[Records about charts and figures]
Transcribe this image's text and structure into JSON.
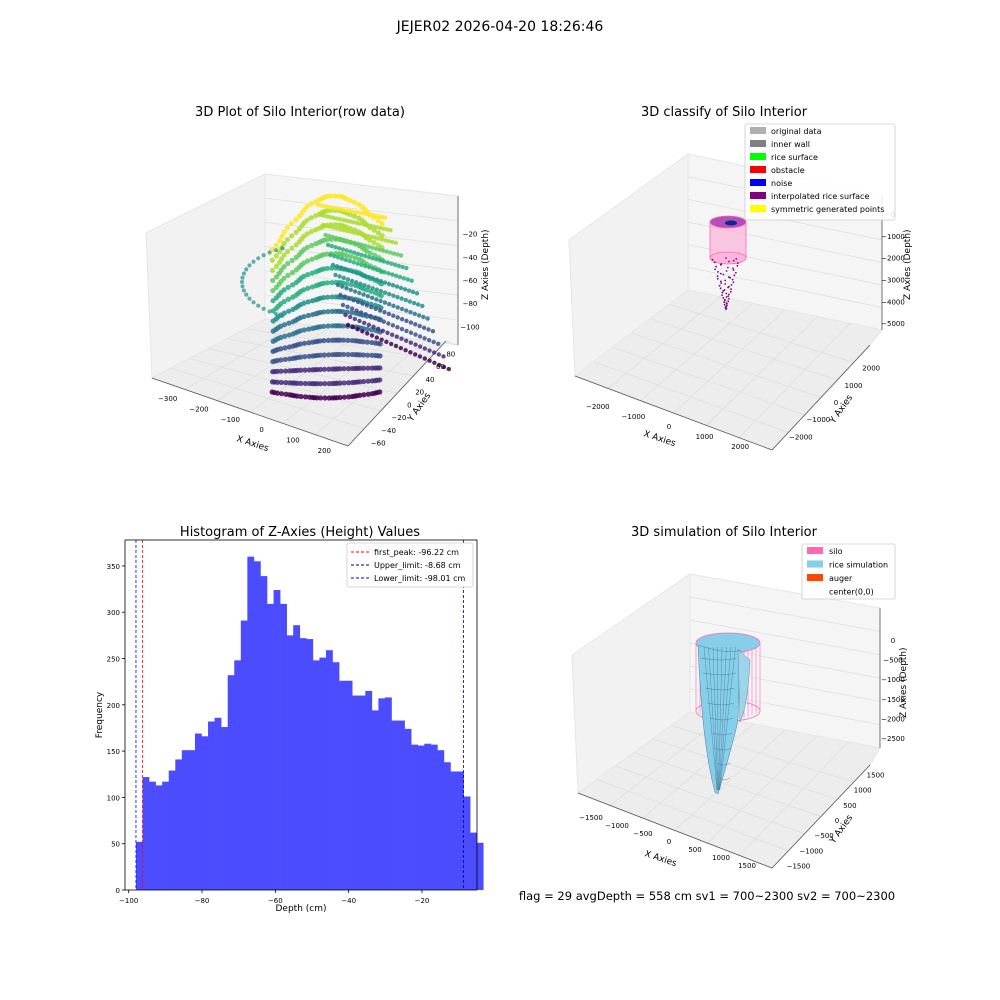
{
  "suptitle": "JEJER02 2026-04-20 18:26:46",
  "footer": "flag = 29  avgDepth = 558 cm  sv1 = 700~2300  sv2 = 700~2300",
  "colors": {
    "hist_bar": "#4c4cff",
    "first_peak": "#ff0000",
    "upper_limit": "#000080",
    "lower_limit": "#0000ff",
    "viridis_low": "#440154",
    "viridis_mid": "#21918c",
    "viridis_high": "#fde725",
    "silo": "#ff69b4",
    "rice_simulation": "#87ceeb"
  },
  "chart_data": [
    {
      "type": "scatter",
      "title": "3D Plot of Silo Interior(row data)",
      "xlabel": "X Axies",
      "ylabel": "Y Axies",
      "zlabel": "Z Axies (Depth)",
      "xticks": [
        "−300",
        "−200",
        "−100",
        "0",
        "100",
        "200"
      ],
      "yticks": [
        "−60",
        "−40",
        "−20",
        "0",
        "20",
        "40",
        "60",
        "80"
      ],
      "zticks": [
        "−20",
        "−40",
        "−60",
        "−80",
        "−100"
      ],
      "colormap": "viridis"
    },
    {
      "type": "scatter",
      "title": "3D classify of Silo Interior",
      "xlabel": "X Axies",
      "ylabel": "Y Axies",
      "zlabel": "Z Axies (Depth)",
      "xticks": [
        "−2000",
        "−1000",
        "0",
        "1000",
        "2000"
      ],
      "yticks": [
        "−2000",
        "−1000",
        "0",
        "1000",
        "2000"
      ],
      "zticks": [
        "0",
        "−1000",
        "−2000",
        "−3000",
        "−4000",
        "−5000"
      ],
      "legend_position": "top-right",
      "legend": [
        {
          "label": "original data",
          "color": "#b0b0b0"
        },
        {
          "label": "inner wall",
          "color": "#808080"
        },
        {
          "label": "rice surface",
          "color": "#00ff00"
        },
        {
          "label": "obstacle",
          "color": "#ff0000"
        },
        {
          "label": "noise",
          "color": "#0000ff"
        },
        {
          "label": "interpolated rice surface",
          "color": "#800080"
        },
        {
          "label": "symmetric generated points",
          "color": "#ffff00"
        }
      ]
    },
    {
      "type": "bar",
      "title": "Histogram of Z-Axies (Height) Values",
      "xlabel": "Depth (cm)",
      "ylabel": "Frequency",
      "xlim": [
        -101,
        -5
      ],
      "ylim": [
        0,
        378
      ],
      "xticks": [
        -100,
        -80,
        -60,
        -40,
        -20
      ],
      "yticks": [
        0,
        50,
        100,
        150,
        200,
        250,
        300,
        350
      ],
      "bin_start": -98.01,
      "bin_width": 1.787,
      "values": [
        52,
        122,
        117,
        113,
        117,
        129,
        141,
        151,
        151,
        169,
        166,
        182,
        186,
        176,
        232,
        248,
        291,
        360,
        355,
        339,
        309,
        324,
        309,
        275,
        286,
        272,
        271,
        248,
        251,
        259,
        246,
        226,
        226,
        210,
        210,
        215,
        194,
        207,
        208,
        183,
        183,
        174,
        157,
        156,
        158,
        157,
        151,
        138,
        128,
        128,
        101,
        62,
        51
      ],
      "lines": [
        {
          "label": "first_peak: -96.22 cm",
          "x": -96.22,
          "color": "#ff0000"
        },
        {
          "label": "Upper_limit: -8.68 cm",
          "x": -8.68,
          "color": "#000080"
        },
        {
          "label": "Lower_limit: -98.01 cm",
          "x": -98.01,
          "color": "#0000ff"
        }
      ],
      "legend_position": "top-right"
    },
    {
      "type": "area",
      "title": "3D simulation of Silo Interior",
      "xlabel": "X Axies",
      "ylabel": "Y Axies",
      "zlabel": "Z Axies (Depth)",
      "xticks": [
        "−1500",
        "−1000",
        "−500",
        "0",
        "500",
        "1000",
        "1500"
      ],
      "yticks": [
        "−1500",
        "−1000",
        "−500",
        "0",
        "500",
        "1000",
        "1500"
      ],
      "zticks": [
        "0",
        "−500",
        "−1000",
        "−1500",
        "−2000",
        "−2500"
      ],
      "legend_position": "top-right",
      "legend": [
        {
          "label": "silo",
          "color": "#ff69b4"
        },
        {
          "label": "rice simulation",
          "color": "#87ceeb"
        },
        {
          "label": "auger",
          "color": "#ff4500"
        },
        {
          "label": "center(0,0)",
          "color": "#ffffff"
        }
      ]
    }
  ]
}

---

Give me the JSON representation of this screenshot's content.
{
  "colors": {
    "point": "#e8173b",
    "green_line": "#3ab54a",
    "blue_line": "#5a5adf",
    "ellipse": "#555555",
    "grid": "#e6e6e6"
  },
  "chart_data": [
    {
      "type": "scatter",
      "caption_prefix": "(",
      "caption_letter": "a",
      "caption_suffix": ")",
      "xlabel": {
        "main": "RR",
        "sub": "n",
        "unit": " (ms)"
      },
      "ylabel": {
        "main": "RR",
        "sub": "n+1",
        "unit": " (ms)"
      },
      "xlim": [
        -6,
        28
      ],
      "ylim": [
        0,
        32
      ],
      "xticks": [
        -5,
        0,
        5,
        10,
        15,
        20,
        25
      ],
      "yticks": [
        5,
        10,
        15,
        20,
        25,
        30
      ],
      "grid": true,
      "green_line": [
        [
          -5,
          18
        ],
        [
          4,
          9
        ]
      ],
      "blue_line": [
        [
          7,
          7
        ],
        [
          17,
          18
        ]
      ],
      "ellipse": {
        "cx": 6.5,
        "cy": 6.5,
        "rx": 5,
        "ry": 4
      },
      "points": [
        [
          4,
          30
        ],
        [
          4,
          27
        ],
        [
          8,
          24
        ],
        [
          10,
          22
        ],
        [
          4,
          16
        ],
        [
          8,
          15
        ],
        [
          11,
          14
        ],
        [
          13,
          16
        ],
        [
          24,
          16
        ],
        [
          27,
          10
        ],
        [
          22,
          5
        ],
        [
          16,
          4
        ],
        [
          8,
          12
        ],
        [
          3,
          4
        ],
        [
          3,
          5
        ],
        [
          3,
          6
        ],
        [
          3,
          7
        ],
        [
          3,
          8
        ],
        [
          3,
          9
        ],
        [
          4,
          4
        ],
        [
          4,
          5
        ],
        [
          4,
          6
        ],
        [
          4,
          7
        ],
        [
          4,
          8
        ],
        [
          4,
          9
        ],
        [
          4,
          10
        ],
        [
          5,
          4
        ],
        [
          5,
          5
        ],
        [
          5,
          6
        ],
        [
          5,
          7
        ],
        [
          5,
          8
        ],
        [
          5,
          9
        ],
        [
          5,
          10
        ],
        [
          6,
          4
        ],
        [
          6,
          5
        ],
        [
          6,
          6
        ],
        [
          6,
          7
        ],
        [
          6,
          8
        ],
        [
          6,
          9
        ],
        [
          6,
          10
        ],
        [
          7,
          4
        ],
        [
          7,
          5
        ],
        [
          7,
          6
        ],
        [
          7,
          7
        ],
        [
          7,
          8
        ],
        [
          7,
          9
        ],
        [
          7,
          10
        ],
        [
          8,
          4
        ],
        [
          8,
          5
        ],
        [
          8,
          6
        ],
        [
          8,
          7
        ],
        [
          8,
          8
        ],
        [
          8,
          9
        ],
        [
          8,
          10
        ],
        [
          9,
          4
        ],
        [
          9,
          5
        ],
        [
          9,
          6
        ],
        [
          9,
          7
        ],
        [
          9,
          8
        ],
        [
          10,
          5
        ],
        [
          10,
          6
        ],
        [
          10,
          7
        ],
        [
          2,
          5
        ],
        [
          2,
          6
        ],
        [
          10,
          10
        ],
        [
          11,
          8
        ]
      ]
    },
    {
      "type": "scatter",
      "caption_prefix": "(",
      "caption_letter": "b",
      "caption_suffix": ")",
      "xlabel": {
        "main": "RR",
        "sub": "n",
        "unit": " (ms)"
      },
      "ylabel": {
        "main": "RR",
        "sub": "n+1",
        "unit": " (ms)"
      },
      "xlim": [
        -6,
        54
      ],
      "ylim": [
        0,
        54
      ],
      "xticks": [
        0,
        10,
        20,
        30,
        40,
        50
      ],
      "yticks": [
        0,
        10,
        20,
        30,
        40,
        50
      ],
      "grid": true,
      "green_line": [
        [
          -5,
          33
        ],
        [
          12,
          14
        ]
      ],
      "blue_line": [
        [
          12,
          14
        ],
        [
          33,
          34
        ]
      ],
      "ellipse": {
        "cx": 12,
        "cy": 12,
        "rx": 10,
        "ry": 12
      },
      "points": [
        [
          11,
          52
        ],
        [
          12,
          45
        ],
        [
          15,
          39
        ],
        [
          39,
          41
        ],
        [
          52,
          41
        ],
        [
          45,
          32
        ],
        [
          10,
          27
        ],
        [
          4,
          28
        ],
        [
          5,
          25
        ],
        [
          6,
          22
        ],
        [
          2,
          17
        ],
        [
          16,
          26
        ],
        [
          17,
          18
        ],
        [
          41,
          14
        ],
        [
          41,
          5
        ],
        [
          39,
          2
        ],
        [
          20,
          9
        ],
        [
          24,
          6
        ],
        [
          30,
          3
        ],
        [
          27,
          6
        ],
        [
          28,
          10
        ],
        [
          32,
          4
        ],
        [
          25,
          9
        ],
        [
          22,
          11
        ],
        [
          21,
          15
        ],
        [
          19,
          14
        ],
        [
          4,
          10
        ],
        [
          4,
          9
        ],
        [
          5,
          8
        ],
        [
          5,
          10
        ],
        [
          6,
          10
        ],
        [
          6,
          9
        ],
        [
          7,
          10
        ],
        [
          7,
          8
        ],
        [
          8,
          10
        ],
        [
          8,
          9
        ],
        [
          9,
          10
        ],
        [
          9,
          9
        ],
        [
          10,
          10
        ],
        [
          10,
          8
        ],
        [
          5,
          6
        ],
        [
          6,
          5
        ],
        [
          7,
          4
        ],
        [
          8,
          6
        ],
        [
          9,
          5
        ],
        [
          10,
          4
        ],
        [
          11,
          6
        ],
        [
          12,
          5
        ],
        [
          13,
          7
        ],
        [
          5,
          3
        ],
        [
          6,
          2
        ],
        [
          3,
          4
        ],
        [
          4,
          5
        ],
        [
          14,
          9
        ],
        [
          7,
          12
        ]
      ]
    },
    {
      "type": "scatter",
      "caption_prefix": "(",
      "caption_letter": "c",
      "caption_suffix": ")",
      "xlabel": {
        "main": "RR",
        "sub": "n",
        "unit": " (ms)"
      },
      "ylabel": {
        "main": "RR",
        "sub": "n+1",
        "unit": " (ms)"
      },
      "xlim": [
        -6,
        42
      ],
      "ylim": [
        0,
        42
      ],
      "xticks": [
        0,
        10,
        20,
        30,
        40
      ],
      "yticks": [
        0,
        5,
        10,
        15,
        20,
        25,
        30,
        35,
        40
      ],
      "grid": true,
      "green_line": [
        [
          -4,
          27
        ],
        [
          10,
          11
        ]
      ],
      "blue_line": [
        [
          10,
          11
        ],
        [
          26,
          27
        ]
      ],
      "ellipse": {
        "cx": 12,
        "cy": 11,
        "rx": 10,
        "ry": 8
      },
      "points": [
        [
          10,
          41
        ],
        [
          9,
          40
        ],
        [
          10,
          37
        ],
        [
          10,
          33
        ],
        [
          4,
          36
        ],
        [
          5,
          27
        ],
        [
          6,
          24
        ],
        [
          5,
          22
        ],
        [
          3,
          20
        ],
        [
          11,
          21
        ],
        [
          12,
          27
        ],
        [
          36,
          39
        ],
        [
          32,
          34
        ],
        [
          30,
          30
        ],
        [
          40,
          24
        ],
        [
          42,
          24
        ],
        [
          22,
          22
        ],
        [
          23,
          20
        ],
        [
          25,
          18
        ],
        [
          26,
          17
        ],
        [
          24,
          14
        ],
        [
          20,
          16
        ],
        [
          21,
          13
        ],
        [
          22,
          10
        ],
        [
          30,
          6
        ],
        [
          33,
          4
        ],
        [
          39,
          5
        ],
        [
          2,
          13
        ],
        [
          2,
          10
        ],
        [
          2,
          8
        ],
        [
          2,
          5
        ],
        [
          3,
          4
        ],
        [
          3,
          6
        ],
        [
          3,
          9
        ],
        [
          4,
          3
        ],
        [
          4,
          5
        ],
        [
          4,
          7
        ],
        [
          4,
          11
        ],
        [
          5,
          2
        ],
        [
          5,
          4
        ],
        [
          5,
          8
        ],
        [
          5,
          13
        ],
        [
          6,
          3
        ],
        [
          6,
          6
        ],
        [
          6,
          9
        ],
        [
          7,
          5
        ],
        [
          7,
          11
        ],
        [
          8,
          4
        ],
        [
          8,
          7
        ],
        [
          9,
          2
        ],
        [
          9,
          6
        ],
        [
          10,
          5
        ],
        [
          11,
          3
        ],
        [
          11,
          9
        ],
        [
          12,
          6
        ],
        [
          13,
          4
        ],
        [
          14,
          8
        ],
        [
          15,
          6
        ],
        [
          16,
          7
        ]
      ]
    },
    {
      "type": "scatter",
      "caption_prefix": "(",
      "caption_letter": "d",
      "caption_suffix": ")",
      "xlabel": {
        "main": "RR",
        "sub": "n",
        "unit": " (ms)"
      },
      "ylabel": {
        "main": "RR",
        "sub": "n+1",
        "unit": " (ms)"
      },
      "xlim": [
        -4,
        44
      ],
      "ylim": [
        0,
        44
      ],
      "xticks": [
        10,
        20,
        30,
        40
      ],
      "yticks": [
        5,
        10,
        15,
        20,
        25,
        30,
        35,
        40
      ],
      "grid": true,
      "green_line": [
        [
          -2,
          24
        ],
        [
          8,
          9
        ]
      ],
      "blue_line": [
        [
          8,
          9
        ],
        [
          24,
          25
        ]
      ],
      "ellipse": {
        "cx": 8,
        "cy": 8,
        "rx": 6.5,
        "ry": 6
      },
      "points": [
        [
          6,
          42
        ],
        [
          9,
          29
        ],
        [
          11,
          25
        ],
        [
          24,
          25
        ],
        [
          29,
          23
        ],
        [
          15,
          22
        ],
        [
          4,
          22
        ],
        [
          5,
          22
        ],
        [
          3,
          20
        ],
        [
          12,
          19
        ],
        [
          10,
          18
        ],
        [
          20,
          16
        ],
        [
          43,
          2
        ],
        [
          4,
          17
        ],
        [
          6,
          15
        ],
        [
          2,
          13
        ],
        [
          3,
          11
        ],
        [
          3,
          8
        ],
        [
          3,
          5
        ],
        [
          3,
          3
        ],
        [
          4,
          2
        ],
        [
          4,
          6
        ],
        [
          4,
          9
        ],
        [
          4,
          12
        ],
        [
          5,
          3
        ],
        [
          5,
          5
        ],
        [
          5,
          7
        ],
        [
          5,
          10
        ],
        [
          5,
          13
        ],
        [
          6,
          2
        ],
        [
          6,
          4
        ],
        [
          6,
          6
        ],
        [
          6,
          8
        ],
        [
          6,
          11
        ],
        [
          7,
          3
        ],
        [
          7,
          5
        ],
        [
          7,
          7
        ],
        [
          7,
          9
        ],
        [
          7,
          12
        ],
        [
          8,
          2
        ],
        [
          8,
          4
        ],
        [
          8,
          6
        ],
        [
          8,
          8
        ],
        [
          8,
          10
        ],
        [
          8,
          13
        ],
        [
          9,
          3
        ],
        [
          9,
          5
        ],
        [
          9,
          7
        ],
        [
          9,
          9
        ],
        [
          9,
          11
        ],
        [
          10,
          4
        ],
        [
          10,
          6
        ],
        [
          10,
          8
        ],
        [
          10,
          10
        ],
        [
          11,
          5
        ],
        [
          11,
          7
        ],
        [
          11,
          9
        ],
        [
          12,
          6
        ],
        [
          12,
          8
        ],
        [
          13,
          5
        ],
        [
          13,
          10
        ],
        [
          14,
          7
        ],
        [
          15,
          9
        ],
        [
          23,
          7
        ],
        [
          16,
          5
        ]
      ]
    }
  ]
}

- Given instruction -
Only the number is wanted: how many lines above include the word "Interior"?

- Full response -
3